**What is asked**
Transcribe the records that follow. Keep every word exactly, and drop the pictures.

**Provided records**

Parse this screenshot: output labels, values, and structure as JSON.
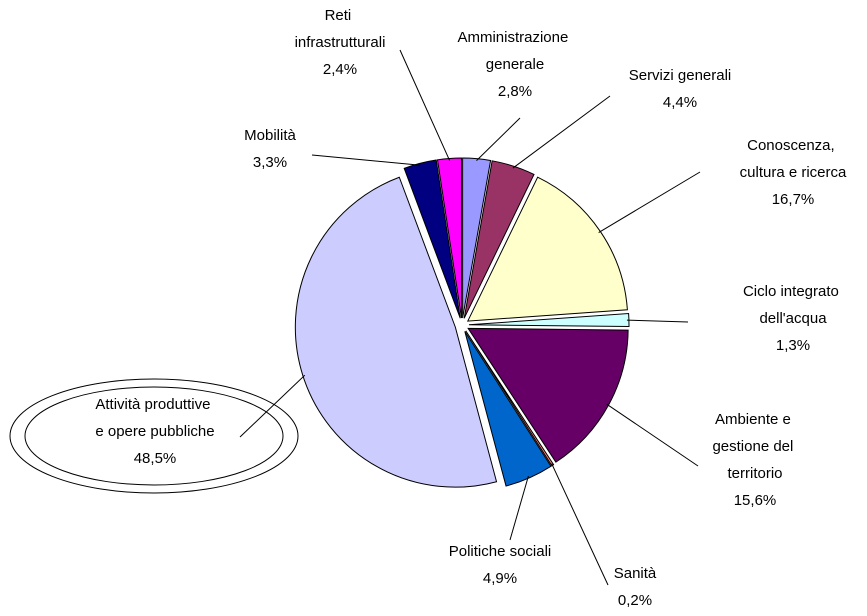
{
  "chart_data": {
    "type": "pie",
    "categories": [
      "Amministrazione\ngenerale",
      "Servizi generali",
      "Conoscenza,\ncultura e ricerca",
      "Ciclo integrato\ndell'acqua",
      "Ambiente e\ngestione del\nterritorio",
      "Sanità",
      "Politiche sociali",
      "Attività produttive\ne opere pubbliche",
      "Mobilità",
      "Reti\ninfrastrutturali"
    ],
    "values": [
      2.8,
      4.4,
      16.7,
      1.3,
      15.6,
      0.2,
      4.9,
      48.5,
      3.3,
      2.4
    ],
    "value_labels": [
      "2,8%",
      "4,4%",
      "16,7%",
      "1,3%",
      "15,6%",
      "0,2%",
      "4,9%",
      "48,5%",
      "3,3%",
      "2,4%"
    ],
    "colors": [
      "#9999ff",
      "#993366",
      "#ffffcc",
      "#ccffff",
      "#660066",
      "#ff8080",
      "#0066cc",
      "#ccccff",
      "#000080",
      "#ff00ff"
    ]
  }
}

**Exercise answer**
Parse this screenshot: output labels, values, and structure as JSON.
{
  "chart_data": {
    "type": "pie",
    "categories": [
      "Amministrazione\ngenerale",
      "Servizi generali",
      "Conoscenza,\ncultura e ricerca",
      "Ciclo integrato\ndell'acqua",
      "Ambiente e\ngestione del\nterritorio",
      "Sanità",
      "Politiche sociali",
      "Attività produttive\ne opere pubbliche",
      "Mobilità",
      "Reti\ninfrastrutturali"
    ],
    "values": [
      2.8,
      4.4,
      16.7,
      1.3,
      15.6,
      0.2,
      4.9,
      48.5,
      3.3,
      2.4
    ],
    "value_labels": [
      "2,8%",
      "4,4%",
      "16,7%",
      "1,3%",
      "15,6%",
      "0,2%",
      "4,9%",
      "48,5%",
      "3,3%",
      "2,4%"
    ],
    "colors": [
      "#9999ff",
      "#993366",
      "#ffffcc",
      "#ccffff",
      "#660066",
      "#ff8080",
      "#0066cc",
      "#ccccff",
      "#000080",
      "#ff00ff"
    ]
  }
}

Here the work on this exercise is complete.